Battery Patents

Cobasys, the marketing arm of Energy Conversion Devices and Ovonic Battery group, does control hundreds of NiMH patents related to the invention of the NiMH battery by Stanford and Iris Ovshinsky, the founders of Ovonic and ECD.

Neither COBASYS nor ECD are "owned" or "controlled" by Chevron, although Chevron-Texaco once owned a portion of ECD stock and had formed an Ovonic joint battery venture, in part to diversify their energy investments, as many oil companies are doing today. Chevron has since sold off that stock at a handsome profit. The original battery patents have been licensed to dozens of leading international battery manufacturers. There is no way that they can be put "back in the bottle" and kept out of production, if a market for deep cycle EV or PHEV batteries were to develop again.

Currently, there IS NO EV or PHEV battery market to speak of, in terms of active demand for 100,000 or more battery packs annually -- which is what it takes to justify the millions of dollars required to start up an assembly line. Only the OEMs (Original Equipment Manufacturers) can make that happen -- not the battery companies!!

The Panasonic NiMH Batteries used in the RAV4EV were originally licensed from Ovonic and ECD. Panasonic's parent company, Matsushita, was permitted, under that agreement to modify the metal hydride mix, creating a somewhat different battery design, which they then claimed as their own, contrary to the original agreement, and refused to pay additional fees or royalties.

ECD then sued, as they should have, but it was a case of "David" (relatively tiny ECD) vs. Goliath (Matsushita, one of the world's largest battery megacorporations.) In order to sustain what was bound to be an expensive patent battle that would last for many years, ECD needed a "deep pockets" partner to carry them through.

Unfortunately, GM, their original partner, instead of building EVs and Hybrids, foolishly decided to spend their money opposing the CARB ZEV Mandate, and pulled up stakes in ECD/Ovonic just when Ovonic needed them the most!
------------------------------------------------------------
Required work:
1 – According to the battery patents text, who invented the NiMH battery?
2 – From the battery patents text, quote the part that opens with the words containing "Currently, there IS" and closes with "fees or royalties.", reproducing it word for word.

Data supplied:
------------------------------------------------------------
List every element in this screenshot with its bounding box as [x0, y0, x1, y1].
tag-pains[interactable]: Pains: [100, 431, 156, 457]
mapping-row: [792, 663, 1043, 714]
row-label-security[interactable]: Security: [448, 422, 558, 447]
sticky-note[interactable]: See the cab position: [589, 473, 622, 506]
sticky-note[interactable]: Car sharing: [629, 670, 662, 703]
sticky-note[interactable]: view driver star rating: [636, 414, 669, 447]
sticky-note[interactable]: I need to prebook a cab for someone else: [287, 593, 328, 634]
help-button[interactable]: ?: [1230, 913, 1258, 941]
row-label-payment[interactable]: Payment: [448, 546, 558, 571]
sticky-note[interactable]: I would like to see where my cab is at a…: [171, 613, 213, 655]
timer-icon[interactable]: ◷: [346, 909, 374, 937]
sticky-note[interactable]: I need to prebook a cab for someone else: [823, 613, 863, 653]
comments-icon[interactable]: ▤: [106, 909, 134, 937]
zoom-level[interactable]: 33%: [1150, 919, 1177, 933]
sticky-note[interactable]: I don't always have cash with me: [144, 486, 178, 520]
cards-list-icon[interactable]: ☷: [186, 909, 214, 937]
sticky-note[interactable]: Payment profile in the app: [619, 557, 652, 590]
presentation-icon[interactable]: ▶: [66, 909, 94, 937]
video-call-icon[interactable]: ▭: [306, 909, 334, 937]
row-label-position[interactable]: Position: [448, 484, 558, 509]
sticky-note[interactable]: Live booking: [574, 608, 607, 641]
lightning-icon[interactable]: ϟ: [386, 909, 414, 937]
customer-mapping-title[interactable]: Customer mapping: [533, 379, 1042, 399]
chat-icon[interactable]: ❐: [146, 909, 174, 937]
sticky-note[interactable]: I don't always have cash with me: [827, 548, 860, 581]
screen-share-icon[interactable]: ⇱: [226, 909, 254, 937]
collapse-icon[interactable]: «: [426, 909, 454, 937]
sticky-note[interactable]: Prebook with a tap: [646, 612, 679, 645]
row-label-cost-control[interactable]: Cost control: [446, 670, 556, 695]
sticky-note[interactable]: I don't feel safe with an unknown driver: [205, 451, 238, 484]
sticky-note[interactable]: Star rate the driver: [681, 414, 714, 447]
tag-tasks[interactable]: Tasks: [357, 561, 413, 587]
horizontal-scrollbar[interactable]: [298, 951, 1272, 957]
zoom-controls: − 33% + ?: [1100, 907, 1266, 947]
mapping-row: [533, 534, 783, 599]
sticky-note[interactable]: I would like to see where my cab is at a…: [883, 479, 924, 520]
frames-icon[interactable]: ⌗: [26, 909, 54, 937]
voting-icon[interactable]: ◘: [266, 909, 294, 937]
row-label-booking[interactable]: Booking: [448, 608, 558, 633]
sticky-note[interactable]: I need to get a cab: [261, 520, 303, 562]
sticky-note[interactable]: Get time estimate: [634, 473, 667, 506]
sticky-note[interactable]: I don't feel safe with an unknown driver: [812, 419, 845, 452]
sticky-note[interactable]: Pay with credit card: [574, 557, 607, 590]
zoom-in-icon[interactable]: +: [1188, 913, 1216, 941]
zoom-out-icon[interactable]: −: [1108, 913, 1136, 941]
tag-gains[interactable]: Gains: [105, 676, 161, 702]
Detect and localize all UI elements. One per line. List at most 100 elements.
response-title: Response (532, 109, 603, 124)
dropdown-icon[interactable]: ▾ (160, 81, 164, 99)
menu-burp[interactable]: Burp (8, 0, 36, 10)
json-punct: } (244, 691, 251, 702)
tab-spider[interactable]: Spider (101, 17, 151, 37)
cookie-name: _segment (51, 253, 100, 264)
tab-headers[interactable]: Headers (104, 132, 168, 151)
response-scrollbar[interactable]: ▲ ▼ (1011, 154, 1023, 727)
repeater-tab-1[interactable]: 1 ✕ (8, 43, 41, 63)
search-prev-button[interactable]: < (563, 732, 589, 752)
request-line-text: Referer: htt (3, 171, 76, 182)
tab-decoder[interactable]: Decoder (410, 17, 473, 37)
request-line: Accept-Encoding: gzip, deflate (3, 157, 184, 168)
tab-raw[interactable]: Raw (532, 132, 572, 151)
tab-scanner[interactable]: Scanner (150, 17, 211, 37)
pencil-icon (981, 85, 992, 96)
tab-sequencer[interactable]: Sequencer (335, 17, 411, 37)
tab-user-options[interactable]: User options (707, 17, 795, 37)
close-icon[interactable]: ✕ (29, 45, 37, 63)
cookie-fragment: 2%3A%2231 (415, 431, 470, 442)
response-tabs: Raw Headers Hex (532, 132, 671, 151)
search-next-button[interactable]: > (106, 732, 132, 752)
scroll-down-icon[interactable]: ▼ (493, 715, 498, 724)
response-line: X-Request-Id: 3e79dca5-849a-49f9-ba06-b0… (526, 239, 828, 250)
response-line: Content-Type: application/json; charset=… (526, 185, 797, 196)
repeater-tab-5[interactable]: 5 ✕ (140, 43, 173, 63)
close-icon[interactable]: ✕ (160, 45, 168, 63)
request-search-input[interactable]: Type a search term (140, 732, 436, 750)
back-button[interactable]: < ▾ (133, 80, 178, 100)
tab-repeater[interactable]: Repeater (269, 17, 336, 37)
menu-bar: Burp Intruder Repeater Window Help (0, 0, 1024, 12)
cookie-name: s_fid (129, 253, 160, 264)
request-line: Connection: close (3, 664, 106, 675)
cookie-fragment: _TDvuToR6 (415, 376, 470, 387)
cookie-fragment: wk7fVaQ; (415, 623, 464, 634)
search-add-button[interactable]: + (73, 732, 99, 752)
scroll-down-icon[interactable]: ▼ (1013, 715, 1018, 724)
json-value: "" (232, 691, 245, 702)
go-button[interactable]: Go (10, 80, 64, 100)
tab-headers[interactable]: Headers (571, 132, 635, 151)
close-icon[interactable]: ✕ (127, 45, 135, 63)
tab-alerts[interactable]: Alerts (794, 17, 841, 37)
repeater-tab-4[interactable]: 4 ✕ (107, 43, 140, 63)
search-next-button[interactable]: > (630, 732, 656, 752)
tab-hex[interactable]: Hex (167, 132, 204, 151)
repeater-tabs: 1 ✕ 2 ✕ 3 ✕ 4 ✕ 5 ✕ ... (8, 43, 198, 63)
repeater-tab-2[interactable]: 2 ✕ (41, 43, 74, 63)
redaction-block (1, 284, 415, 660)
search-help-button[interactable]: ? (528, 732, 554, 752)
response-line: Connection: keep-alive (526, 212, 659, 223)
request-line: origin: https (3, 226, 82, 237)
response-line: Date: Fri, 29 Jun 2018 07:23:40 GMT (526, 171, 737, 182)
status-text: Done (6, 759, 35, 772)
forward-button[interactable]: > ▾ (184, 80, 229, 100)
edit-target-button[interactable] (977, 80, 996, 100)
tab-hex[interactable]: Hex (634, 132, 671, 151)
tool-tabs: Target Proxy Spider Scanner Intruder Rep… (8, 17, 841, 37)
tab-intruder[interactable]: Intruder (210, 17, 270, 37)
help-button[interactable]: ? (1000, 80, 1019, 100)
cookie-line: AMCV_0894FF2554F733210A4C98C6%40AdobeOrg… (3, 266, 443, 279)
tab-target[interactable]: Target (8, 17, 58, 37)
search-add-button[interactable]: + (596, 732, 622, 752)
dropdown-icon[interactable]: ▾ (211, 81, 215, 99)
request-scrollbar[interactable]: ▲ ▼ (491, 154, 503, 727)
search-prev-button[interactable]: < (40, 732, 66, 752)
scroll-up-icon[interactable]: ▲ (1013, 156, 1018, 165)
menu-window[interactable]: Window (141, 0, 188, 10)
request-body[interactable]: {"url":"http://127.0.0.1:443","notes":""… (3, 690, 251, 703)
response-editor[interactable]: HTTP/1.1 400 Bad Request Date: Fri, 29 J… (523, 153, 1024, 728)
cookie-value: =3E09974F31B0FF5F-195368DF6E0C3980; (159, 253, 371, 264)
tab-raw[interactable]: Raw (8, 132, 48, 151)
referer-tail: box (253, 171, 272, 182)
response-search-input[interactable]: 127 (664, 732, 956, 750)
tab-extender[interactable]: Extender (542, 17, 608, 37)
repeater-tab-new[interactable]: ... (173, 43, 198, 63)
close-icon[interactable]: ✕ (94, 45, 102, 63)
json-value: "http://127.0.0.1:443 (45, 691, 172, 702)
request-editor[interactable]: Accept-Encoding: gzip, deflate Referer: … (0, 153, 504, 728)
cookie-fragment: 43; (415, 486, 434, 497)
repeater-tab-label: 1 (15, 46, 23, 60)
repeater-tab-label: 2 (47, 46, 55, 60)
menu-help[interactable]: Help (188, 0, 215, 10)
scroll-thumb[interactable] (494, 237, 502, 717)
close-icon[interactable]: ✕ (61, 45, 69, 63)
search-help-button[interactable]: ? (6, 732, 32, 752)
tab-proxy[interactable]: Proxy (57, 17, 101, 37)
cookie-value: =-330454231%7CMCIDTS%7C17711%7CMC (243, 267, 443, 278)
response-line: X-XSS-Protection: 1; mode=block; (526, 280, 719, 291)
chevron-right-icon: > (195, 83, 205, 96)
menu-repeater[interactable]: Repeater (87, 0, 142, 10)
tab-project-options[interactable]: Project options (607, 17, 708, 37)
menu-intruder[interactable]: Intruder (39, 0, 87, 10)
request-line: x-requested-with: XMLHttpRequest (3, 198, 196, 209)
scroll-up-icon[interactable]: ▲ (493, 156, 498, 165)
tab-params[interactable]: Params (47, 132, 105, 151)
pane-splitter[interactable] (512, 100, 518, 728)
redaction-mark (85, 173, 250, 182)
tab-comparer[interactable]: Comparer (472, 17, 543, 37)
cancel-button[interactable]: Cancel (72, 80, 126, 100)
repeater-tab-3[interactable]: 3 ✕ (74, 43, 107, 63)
------------------------------------------------------------
Expected responses:
1 – Stanford and Iris Ovshinsky

2 –
Currently, there IS NO EV or PHEV battery market to speak of, in terms of active demand for 100,000 or more battery packs annually -- which is what it takes to justify the millions of dollars required to start up an assembly line. Only the OEMs (Original Equipment Manufacturers) can make that happen -- not the battery companies!!

The Panasonic NiMH Batteries used in the RAV4EV were originally licensed from Ovonic and ECD. Panasonic's parent company, Matsushita, was permitted, under that agreement to modify the metal hydride mix, creating a somewhat different battery design, which they then claimed as their own, contrary to the original agreement, and refused to pay additional fees or royalties.